> Excerpt:
Fuel cells are classified into several types according to types of electrolytes or electrodes. Typical types are alkaline types, phosphoric acid types, molten carbonate types, solid electrolyte types and polymer electrolyte types. Of these, polymer electrolyte fuel cells that can operate at temperatures ranging from low temperatures (about −40° C.) to about 120° C. have been attracting attention and have been recently developed and practically used as power sources for low pollution automobiles.
The polymer electrolyte fuel cells are expected to be used as automobile drive sources or stationary power sources. The use in these applications requires long-term durability.
The polymer electrolyte fuel cell has a structure in which a solid polymer electrolyte is sandwiched between an anode and a cathode, and a fuel is fed to the anode, and oxygen or air is supplied to the cathode, whereby oxygen is reduced at the cathode to produce electricity. The fuel is primarily hydrogen, methanol or the like.
Conventionally, to increase the reaction rate in fuel cells and enhance the energy conversion efficiency of fuel cells, a layer containing a catalyst (hereinafter, also referred to as a “fuel cell catalyst layer”) is formed on the surface of a cathode (an air electrode) or an anode (a fuel electrode) of fuel cells.
As this catalyst, noble metals are generally used. Of noble metals, platinum has been primarily used, which is stable at high potential and has high activity. However, since platinum is expensive and exists in a limited amount, the development of alternative fuel cell catalysts has been desired.

> Problem description: Copy out the entire passage on fuel cells word for word. The records come from a separate source and are unrelated to the passage on fuel cells.

> Information provided:
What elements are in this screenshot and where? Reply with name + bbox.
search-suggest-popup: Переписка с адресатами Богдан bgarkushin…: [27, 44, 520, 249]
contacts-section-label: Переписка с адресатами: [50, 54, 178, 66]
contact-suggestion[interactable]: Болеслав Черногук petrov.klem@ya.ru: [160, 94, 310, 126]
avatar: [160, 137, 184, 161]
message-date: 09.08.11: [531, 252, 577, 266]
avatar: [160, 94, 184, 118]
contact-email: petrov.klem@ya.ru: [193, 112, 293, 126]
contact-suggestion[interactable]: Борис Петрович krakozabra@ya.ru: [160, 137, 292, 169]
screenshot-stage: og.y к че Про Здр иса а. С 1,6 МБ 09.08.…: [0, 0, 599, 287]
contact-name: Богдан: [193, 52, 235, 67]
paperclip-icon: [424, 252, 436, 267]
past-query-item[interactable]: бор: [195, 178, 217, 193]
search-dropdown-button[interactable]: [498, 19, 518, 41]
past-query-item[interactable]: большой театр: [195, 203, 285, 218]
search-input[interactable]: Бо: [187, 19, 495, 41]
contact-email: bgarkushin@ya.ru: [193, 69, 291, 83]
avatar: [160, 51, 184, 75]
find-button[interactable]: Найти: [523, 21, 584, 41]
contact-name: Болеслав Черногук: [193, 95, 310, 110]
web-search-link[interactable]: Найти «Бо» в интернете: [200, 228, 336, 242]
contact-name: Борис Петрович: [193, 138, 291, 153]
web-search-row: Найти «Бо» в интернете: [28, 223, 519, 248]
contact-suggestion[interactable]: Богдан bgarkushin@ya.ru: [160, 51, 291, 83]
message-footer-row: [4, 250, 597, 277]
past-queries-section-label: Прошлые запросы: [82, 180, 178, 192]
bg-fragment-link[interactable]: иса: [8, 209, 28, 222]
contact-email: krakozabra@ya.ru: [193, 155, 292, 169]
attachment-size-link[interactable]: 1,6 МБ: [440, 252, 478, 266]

> Task response:
Fuel cells are classified into several types according to types of electrolytes or electrodes. Typical types are alkaline types, phosphoric acid types, molten carbonate types, solid electrolyte types and polymer electrolyte types. Of these, polymer electrolyte fuel cells that can operate at temperatures ranging from low temperatures (about −40° C.) to about 120° C. have been attracting attention and have been recently developed and practically used as power sources for low pollution automobiles.
The polymer electrolyte fuel cells are expected to be used as automobile drive sources or stationary power sources. The use in these applications requires long-term durability.
The polymer electrolyte fuel cell has a structure in which a solid polymer electrolyte is sandwiched between an anode and a cathode, and a fuel is fed to the anode, and oxygen or air is supplied to the cathode, whereby oxygen is reduced at the cathode to produce electricity. The fuel is primarily hydrogen, methanol or the like.
Conventionally, to increase the reaction rate in fuel cells and enhance the energy conversion efficiency of fuel cells, a layer containing a catalyst (hereinafter, also referred to as a “fuel cell catalyst layer”) is formed on the surface of a cathode (an air electrode) or an anode (a fuel electrode) of fuel cells.
As this catalyst, noble metals are generally used. Of noble metals, platinum has been primarily used, which is stable at high potential and has high activity. However, since platinum is expensive and exists in a limited amount, the development of alternative fuel cell catalysts has been desired.